-- start of Task inputs --

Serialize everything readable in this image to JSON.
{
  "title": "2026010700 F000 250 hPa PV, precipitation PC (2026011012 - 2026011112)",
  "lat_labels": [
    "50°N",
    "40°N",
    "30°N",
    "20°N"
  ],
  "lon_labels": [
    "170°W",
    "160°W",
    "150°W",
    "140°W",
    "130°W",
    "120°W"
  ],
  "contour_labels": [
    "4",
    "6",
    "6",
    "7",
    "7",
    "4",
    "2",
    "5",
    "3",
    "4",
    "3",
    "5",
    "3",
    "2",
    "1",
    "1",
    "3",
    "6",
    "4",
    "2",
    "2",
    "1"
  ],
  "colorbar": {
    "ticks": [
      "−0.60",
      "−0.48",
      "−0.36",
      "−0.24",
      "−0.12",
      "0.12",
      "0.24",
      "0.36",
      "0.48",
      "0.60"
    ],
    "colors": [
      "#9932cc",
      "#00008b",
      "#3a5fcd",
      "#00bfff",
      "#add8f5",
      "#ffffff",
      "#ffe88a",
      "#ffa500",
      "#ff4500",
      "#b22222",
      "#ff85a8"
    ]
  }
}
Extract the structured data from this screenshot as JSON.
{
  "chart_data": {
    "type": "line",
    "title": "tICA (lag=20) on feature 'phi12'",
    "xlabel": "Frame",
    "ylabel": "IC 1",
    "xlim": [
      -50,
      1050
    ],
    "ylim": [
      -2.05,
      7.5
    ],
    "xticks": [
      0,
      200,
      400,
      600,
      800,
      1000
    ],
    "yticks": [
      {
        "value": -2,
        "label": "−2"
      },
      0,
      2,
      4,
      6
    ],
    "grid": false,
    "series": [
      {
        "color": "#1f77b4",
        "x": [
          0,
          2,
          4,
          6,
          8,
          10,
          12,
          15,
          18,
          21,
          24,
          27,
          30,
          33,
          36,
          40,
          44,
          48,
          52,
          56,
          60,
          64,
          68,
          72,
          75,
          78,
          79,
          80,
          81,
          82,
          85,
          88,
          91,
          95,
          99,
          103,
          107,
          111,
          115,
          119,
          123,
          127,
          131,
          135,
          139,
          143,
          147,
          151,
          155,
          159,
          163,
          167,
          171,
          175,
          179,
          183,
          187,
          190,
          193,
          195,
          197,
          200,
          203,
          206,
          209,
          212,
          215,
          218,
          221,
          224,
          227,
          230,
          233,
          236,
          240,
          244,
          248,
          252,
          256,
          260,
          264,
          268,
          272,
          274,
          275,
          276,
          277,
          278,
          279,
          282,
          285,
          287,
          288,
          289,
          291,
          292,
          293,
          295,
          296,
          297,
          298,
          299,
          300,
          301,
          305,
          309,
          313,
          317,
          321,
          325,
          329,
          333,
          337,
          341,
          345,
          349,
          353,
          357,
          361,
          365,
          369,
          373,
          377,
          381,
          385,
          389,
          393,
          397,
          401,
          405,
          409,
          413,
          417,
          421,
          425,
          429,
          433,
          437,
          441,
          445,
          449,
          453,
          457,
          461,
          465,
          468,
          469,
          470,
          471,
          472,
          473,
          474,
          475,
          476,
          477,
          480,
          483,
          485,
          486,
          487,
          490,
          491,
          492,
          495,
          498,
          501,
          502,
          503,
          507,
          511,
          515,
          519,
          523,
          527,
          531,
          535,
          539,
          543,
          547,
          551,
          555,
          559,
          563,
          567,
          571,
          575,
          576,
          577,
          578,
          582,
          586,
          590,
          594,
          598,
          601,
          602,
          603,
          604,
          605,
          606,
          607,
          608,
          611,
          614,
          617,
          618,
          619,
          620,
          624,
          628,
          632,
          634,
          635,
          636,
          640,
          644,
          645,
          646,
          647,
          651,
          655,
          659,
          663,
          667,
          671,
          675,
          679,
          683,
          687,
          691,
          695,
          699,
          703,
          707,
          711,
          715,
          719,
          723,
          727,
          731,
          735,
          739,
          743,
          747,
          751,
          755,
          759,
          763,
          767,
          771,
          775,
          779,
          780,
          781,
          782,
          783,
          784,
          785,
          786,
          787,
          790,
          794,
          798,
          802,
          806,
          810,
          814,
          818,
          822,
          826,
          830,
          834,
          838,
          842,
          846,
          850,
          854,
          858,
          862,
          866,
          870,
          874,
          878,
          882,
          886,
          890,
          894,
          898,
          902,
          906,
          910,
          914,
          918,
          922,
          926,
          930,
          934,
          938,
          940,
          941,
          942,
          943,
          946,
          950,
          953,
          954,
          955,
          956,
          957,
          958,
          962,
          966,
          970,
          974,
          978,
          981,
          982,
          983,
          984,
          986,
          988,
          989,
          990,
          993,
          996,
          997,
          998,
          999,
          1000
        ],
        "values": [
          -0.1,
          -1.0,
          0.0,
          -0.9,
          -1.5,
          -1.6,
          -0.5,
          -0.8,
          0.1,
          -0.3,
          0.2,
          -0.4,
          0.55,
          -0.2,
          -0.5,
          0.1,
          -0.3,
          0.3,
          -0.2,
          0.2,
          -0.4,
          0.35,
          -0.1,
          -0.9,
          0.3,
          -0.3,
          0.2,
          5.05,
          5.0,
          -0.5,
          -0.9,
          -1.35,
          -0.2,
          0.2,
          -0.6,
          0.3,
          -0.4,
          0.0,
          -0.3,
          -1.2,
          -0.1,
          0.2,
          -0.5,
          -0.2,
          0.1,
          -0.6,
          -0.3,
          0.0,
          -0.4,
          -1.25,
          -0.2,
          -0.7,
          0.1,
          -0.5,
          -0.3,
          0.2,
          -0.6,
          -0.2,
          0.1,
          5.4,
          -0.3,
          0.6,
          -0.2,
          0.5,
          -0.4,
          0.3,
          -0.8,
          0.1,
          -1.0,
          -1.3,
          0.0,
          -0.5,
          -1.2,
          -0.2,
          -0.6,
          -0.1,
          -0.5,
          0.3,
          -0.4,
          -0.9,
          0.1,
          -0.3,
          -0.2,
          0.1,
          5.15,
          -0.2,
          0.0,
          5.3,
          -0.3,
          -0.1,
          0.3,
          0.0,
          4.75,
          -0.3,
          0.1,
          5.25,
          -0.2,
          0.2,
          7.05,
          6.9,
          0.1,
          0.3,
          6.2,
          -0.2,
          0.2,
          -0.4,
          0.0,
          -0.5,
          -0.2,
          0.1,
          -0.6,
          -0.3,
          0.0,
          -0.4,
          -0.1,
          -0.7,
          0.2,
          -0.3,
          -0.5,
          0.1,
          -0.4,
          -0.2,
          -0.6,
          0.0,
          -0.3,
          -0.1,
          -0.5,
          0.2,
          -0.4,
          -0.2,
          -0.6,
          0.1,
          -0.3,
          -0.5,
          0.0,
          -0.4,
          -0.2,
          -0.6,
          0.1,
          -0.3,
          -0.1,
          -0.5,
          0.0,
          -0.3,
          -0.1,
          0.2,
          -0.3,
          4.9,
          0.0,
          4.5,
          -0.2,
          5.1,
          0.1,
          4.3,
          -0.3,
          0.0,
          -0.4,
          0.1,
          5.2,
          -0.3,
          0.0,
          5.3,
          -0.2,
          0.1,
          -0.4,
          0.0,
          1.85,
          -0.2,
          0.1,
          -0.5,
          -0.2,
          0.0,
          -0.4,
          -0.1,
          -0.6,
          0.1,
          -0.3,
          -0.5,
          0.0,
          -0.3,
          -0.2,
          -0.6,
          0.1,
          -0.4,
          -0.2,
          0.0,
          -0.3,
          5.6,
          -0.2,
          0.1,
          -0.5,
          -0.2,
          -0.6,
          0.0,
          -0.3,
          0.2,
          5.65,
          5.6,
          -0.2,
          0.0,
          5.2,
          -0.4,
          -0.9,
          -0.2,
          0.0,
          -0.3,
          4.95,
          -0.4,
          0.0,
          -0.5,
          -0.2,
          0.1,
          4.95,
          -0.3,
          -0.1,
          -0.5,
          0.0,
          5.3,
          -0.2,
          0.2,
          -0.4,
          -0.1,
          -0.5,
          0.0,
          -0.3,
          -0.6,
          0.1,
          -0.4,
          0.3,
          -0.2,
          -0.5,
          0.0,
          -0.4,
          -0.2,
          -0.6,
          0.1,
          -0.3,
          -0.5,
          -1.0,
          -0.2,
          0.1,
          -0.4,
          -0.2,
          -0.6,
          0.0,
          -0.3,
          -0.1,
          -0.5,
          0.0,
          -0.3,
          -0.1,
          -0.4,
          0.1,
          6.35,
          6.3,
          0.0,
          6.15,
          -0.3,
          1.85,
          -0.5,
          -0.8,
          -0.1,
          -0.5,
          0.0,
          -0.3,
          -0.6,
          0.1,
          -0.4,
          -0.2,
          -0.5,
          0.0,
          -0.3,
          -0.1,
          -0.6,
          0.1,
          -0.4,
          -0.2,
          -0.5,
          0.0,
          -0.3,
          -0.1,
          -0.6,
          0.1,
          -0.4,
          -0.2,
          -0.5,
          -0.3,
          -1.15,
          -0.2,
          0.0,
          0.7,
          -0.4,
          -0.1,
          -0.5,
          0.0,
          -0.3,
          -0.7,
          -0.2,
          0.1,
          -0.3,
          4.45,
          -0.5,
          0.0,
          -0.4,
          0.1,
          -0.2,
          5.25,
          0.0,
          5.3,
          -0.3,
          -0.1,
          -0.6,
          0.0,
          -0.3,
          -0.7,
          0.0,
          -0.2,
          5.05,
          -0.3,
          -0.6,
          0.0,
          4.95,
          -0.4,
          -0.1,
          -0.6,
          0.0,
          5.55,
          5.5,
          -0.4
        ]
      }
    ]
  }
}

-- end of Task inputs --

A line counts if it holds the word "title". Work out how many lines in the listing count, and give only that number.

Task response: 2